**BRIEF:** Repeat all of the records verbatim.
---+---
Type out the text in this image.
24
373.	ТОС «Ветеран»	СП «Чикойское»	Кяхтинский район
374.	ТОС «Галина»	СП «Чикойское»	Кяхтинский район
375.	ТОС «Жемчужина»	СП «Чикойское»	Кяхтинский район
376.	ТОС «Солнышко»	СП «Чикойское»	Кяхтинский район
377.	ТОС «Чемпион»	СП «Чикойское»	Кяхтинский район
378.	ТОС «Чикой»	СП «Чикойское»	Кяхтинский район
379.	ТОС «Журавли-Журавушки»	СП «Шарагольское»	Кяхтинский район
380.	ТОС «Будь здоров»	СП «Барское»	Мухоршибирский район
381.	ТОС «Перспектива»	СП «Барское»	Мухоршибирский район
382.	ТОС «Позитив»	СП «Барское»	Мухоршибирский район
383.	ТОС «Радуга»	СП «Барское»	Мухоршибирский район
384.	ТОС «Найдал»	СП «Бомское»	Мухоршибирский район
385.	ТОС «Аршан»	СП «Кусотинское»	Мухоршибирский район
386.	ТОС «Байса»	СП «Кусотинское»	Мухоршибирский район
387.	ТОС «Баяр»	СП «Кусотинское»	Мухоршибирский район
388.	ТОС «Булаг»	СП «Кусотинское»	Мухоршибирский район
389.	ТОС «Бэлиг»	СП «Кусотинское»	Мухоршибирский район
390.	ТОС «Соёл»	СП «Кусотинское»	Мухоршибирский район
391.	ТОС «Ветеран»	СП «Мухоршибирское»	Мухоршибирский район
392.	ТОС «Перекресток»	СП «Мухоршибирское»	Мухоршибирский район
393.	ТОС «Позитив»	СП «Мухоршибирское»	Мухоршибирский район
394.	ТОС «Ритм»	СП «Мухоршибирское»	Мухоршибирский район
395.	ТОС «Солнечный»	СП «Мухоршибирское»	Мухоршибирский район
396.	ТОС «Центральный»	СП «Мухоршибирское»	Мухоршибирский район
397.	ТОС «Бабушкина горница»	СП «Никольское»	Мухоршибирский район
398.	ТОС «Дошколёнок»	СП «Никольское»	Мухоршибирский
---+---
**RESPONSE TO THE EXERCISE:**
Type out the text in this image.
24
373.	ТОС «Ветеран»	СП «Чикойское»	Кяхтинский район
374.	ТОС «Галина»	СП «Чикойское»	Кяхтинский район
375.	ТОС «Жемчужина»	СП «Чикойское»	Кяхтинский район
376.	ТОС «Солнышко»	СП «Чикойское»	Кяхтинский район
377.	ТОС «Чемпион»	СП «Чикойское»	Кяхтинский район
378.	ТОС «Чикой»	СП «Чикойское»	Кяхтинский район
379.	ТОС «Журавли-Журавушки»	СП «Шарагольское»	Кяхтинский район
380.	ТОС «Будь здоров»	СП «Барское»	Мухоршибирский район
381.	ТОС «Перспектива»	СП «Барское»	Мухоршибирский район
382.	ТОС «Позитив»	СП «Барское»	Мухоршибирский район
383.	ТОС «Радуга»	СП «Барское»	Мухоршибирский район
384.	ТОС «Найдал»	СП «Бомское»	Мухоршибирский район
385.	ТОС «Аршан»	СП «Кусотинское»	Мухоршибирский район
386.	ТОС «Байса»	СП «Кусотинское»	Мухоршибирский район
387.	ТОС «Баяр»	СП «Кусотинское»	Мухоршибирский район
388.	ТОС «Булаг»	СП «Кусотинское»	Мухоршибирский район
389.	ТОС «Бэлиг»	СП «Кусотинское»	Мухоршибирский район
390.	ТОС «Соёл»	СП «Кусотинское»	Мухоршибирский район
391.	ТОС «Ветеран»	СП «Мухоршибирское»	Мухоршибирский район
392.	ТОС «Перекресток»	СП «Мухоршибирское»	Мухоршибирский район
393.	ТОС «Позитив»	СП «Мухоршибирское»	Мухоршибирский район
394.	ТОС «Ритм»	СП «Мухоршибирское»	Мухоршибирский район
395.	ТОС «Солнечный»	СП «Мухоршибирское»	Мухоршибирский район
396.	ТОС «Центральный»	СП «Мухоршибирское»	Мухоршибирский район
397.	ТОС «Бабушкина горница»	СП «Никольское»	Мухоршибирский район
398.	ТОС «Дошколёнок»	СП «Никольское»	Мухоршибирский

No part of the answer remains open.